## Explore the material
#1 In the IndyCar mailbag excerpt, who is Firestone's chief design engineer?
#2 From the IndyCar mailbag excerpt, return the text from "The desire to" up to and including "covered with marbles?".

## Supplied passage
= = = =

David Lind, Alexandria, LA
RM: I like your spirit, and I’ll buy you an IndyCar hat and a tank of gas.

The desire to see IndyCar back at The Glen might be the one thing that every Mailbag reader can agree on. Image by Feistman/LAT
Q: I’ve followed IndyCar for six decades, so I’m an old guy I guess. I ponder the idea that in order to make Indy racing more driver-centric and less car-centric, maybe the tires should be changed, since there is only one supplier and everyone gets the same. My thought is that instead of tires with great grip and fast degradation to supposedly increase strategy and driver skill requirements (and consequently throw debris all over the tracks, thereby limiting the racing line), IndyCar could dictate harder compounds with less grip and minimal tire debris. Might this increase the value of a driver as driving difficulty increases, and open up more of the track since it won’t be covered with marbles?
Doug Viall
RM: Between the blacks and reds tires we have plenty of good strategy and racing on road and street courses, and oval track tires vary, but Firestone doesn’t mind if the degradation comes early and forces drivers to take care of their tires. But here’s how Firestone’s chief design engineer, Cara Adams, explains it: “Firestone engineers and compounders work to develop the best tires for IndyCar racing. Primarily, we develop a fast, durable tire and work very closely with the series to provide tires that makes for good racing. Tire management, especially on the alternate red sidewall tires, can separate the drivers and teams that are better at taking care of their tires from the rest of the field.”

= = = =

## Available data
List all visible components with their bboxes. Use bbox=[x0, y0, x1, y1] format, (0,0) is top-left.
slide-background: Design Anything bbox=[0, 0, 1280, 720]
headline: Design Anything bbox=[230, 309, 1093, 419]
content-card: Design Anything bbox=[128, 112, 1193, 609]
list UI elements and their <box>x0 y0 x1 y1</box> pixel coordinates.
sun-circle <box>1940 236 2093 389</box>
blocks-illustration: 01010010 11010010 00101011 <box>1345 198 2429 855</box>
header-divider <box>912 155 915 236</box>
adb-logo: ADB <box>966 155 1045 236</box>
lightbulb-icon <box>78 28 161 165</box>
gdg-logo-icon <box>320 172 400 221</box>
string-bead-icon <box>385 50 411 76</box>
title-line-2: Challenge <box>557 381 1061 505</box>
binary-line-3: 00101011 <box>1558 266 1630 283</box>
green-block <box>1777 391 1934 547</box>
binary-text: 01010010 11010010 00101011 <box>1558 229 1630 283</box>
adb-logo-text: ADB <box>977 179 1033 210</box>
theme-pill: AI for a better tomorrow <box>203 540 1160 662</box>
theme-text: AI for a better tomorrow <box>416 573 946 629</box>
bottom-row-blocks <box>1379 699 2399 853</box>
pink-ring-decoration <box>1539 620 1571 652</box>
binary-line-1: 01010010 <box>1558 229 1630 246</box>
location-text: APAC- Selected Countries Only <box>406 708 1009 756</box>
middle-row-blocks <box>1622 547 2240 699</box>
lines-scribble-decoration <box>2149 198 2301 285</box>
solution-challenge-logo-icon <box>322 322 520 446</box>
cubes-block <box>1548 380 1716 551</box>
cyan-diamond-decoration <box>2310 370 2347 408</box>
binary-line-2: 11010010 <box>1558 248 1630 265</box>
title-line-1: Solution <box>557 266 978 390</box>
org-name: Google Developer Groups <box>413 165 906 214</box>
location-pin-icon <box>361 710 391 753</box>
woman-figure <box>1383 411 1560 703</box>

= = = =

## Answers for this exercise
#1 Cara Adams

#2
The desire to see IndyCar back at The Glen might be the one thing that every Mailbag reader can agree on. Image by Feistman/LAT
Q: I’ve followed IndyCar for six decades, so I’m an old guy I guess. I ponder the idea that in order to make Indy racing more driver-centric and less car-centric, maybe the tires should be changed, since there is only one supplier and everyone gets the same. My thought is that instead of tires with great grip and fast degradation to supposedly increase strategy and driver skill requirements (and consequently throw debris all over the tracks, thereby limiting the racing line), IndyCar could dictate harder compounds with less grip and minimal tire debris. Might this increase the value of a driver as driving difficulty increases, and open up more of the track since it won’t be covered with marbles?